(Entries from a collection)
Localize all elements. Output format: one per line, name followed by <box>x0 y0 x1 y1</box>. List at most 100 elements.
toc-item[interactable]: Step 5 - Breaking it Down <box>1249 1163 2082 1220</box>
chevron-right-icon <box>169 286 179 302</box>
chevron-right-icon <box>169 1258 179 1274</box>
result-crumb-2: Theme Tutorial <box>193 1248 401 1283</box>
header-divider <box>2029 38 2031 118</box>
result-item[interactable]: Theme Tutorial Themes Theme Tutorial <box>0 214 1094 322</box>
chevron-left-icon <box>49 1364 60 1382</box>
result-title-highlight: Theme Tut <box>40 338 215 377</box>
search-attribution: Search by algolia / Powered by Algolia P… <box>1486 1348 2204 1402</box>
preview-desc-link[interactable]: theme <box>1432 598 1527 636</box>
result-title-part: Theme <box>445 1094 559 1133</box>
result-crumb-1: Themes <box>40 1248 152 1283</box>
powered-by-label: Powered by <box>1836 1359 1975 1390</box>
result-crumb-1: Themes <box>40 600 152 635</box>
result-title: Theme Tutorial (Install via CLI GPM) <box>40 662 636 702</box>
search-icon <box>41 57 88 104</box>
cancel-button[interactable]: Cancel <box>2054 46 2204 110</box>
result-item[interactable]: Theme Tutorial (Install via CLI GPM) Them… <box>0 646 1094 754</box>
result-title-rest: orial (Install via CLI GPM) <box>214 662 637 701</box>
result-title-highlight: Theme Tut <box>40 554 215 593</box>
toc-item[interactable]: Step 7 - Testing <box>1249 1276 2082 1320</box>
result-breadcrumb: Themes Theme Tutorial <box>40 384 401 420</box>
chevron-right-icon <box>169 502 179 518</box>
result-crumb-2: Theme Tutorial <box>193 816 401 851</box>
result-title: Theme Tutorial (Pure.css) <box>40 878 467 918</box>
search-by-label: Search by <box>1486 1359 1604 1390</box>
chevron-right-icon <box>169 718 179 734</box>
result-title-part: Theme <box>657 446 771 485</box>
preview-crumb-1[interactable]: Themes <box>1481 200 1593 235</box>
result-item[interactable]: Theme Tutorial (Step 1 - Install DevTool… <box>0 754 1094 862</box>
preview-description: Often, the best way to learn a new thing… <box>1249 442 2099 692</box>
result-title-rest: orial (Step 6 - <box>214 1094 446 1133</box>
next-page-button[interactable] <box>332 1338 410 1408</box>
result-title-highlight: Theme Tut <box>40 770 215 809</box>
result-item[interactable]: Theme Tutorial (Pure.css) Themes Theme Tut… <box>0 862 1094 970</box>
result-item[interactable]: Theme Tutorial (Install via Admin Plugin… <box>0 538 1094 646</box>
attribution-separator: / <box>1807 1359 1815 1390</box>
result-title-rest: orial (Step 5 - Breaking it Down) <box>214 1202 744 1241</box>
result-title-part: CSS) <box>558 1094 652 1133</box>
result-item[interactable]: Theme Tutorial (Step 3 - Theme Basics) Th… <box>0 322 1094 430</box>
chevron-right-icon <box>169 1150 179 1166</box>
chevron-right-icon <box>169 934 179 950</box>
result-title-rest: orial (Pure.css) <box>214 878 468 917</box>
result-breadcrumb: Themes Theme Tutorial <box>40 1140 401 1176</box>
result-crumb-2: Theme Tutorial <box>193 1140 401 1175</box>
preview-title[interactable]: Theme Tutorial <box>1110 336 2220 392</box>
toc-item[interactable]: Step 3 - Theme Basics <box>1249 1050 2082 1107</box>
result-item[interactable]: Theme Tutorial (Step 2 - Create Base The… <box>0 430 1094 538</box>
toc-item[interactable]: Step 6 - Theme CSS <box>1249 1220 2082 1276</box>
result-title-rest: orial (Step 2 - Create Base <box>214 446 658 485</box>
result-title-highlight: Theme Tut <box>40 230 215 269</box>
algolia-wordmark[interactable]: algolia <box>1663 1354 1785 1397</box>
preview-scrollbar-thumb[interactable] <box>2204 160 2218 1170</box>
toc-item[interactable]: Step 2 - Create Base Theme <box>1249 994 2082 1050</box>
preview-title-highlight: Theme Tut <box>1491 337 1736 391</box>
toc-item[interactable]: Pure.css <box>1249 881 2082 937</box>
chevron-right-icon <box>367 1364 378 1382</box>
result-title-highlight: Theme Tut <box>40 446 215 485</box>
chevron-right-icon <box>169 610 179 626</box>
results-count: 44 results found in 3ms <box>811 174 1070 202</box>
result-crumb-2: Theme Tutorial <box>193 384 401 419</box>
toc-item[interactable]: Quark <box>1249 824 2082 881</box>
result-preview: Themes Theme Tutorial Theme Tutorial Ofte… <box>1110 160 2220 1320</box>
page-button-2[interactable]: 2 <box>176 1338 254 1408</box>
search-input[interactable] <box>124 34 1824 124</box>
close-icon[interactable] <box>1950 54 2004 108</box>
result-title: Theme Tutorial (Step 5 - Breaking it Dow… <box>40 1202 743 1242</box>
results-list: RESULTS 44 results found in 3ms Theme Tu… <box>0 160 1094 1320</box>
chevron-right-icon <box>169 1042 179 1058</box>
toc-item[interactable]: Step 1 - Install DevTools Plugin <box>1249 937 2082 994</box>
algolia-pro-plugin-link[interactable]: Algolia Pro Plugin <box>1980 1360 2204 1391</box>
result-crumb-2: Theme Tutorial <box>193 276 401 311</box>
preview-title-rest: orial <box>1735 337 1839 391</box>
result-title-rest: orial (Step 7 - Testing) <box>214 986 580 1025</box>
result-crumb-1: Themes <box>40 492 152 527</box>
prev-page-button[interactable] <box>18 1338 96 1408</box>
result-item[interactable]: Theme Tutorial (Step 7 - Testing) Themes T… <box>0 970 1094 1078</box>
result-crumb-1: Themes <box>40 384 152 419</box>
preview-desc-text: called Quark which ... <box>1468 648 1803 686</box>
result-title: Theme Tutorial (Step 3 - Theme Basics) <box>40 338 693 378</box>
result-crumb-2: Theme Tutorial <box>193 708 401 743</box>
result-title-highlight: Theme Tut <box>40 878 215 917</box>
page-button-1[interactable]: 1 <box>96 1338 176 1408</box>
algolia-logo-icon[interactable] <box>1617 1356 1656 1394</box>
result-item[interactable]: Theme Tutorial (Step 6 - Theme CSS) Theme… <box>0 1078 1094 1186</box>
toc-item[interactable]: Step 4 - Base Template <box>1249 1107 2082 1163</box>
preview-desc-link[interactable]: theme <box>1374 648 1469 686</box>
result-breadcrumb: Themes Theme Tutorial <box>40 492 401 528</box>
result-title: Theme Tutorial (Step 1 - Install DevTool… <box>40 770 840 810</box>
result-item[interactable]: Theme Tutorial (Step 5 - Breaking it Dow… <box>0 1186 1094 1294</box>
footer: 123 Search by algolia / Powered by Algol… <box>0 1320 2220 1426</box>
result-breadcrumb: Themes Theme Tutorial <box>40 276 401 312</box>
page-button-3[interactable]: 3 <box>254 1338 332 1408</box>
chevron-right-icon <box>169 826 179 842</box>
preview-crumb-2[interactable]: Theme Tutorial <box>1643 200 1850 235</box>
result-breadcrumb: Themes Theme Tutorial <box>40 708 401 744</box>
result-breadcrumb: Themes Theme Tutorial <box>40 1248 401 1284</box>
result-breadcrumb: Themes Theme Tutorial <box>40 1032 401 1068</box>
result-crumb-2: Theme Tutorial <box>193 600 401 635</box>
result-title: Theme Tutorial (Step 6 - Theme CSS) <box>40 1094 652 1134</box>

## [What the task asks]
Can you pull every line out of the entries above and reproduce each one word for word?

## [Answer below]
Localize all elements. Output format: one per line, name followed by <box>x0 y0 x1 y1</box>. List at most 100 elements.
toc-item[interactable]: Step 5 - Breaking it Down <box>1249 1163 2082 1220</box>
chevron-right-icon <box>169 286 179 302</box>
chevron-right-icon <box>169 1258 179 1274</box>
result-crumb-2: Theme Tutorial <box>193 1248 401 1283</box>
header-divider <box>2029 38 2031 118</box>
result-item[interactable]: Theme Tutorial Themes Theme Tutorial <box>0 214 1094 322</box>
chevron-left-icon <box>49 1364 60 1382</box>
result-title-highlight: Theme Tut <box>40 338 215 377</box>
search-attribution: Search by algolia / Powered by Algolia P… <box>1486 1348 2204 1402</box>
preview-desc-link[interactable]: theme <box>1432 598 1527 636</box>
result-title-part: Theme <box>445 1094 559 1133</box>
result-crumb-1: Themes <box>40 1248 152 1283</box>
powered-by-label: Powered by <box>1836 1359 1975 1390</box>
result-crumb-1: Themes <box>40 600 152 635</box>
result-title: Theme Tutorial (Install via CLI GPM) <box>40 662 636 702</box>
search-icon <box>41 57 88 104</box>
cancel-button[interactable]: Cancel <box>2054 46 2204 110</box>
result-item[interactable]: Theme Tutorial (Install via CLI GPM) Them… <box>0 646 1094 754</box>
result-title-rest: orial (Install via CLI GPM) <box>214 662 637 701</box>
result-title-highlight: Theme Tut <box>40 554 215 593</box>
toc-item[interactable]: Step 7 - Testing <box>1249 1276 2082 1320</box>
result-breadcrumb: Themes Theme Tutorial <box>40 384 401 420</box>
chevron-right-icon <box>169 502 179 518</box>
result-crumb-2: Theme Tutorial <box>193 816 401 851</box>
result-title: Theme Tutorial (Pure.css) <box>40 878 467 918</box>
search-by-label: Search by <box>1486 1359 1604 1390</box>
chevron-right-icon <box>169 718 179 734</box>
result-title-part: Theme <box>657 446 771 485</box>
preview-crumb-1[interactable]: Themes <box>1481 200 1593 235</box>
result-item[interactable]: Theme Tutorial (Step 1 - Install DevTool… <box>0 754 1094 862</box>
preview-description: Often, the best way to learn a new thing… <box>1249 442 2099 692</box>
result-title-rest: orial (Step 6 - <box>214 1094 446 1133</box>
next-page-button[interactable] <box>332 1338 410 1408</box>
result-title-highlight: Theme Tut <box>40 770 215 809</box>
result-item[interactable]: Theme Tutorial (Pure.css) Themes Theme Tut… <box>0 862 1094 970</box>
result-item[interactable]: Theme Tutorial (Install via Admin Plugin… <box>0 538 1094 646</box>
attribution-separator: / <box>1807 1359 1815 1390</box>
result-title-rest: orial (Step 5 - Breaking it Down) <box>214 1202 744 1241</box>
result-title-part: CSS) <box>558 1094 652 1133</box>
result-item[interactable]: Theme Tutorial (Step 3 - Theme Basics) Th… <box>0 322 1094 430</box>
chevron-right-icon <box>169 1150 179 1166</box>
chevron-right-icon <box>169 934 179 950</box>
result-title-rest: orial (Pure.css) <box>214 878 468 917</box>
result-breadcrumb: Themes Theme Tutorial <box>40 1140 401 1176</box>
result-crumb-2: Theme Tutorial <box>193 1140 401 1175</box>
preview-title[interactable]: Theme Tutorial <box>1110 336 2220 392</box>
toc-item[interactable]: Step 3 - Theme Basics <box>1249 1050 2082 1107</box>
result-item[interactable]: Theme Tutorial (Step 2 - Create Base The… <box>0 430 1094 538</box>
toc-item[interactable]: Step 6 - Theme CSS <box>1249 1220 2082 1276</box>
result-title-rest: orial (Step 2 - Create Base <box>214 446 658 485</box>
result-title-highlight: Theme Tut <box>40 230 215 269</box>
algolia-wordmark[interactable]: algolia <box>1663 1354 1785 1397</box>
preview-scrollbar-thumb[interactable] <box>2204 160 2218 1170</box>
toc-item[interactable]: Step 2 - Create Base Theme <box>1249 994 2082 1050</box>
preview-title-highlight: Theme Tut <box>1491 337 1736 391</box>
toc-item[interactable]: Pure.css <box>1249 881 2082 937</box>
chevron-right-icon <box>367 1364 378 1382</box>
result-title-highlight: Theme Tut <box>40 446 215 485</box>
chevron-right-icon <box>169 610 179 626</box>
results-count: 44 results found in 3ms <box>811 174 1070 202</box>
result-crumb-2: Theme Tutorial <box>193 384 401 419</box>
toc-item[interactable]: Quark <box>1249 824 2082 881</box>
result-preview: Themes Theme Tutorial Theme Tutorial Ofte… <box>1110 160 2220 1320</box>
page-button-2[interactable]: 2 <box>176 1338 254 1408</box>
search-input[interactable] <box>124 34 1824 124</box>
close-icon[interactable] <box>1950 54 2004 108</box>
result-title: Theme Tutorial (Step 5 - Breaking it Dow… <box>40 1202 743 1242</box>
results-list: RESULTS 44 results found in 3ms Theme Tu… <box>0 160 1094 1320</box>
chevron-right-icon <box>169 1042 179 1058</box>
toc-item[interactable]: Step 1 - Install DevTools Plugin <box>1249 937 2082 994</box>
algolia-pro-plugin-link[interactable]: Algolia Pro Plugin <box>1980 1360 2204 1391</box>
result-crumb-2: Theme Tutorial <box>193 276 401 311</box>
preview-title-rest: orial <box>1735 337 1839 391</box>
result-title-rest: orial (Step 7 - Testing) <box>214 986 580 1025</box>
result-crumb-1: Themes <box>40 492 152 527</box>
prev-page-button[interactable] <box>18 1338 96 1408</box>
result-item[interactable]: Theme Tutorial (Step 7 - Testing) Themes T… <box>0 970 1094 1078</box>
result-crumb-1: Themes <box>40 384 152 419</box>
preview-desc-text: called Quark which ... <box>1468 648 1803 686</box>
result-title: Theme Tutorial (Step 3 - Theme Basics) <box>40 338 693 378</box>
result-crumb-2: Theme Tutorial <box>193 708 401 743</box>
result-title-highlight: Theme Tut <box>40 878 215 917</box>
page-button-1[interactable]: 1 <box>96 1338 176 1408</box>
algolia-logo-icon[interactable] <box>1617 1356 1656 1394</box>
result-item[interactable]: Theme Tutorial (Step 6 - Theme CSS) Theme… <box>0 1078 1094 1186</box>
toc-item[interactable]: Step 4 - Base Template <box>1249 1107 2082 1163</box>
preview-desc-link[interactable]: theme <box>1374 648 1469 686</box>
result-breadcrumb: Themes Theme Tutorial <box>40 492 401 528</box>
result-title: Theme Tutorial (Step 1 - Install DevTool… <box>40 770 840 810</box>
result-item[interactable]: Theme Tutorial (Step 5 - Breaking it Dow… <box>0 1186 1094 1294</box>
footer: 123 Search by algolia / Powered by Algol… <box>0 1320 2220 1426</box>
result-breadcrumb: Themes Theme Tutorial <box>40 276 401 312</box>
page-button-3[interactable]: 3 <box>254 1338 332 1408</box>
chevron-right-icon <box>169 826 179 842</box>
preview-crumb-2[interactable]: Theme Tutorial <box>1643 200 1850 235</box>
result-breadcrumb: Themes Theme Tutorial <box>40 708 401 744</box>
result-breadcrumb: Themes Theme Tutorial <box>40 1248 401 1284</box>
result-breadcrumb: Themes Theme Tutorial <box>40 1032 401 1068</box>
result-crumb-2: Theme Tutorial <box>193 600 401 635</box>
result-title: Theme Tutorial (Step 6 - Theme CSS) <box>40 1094 652 1134</box>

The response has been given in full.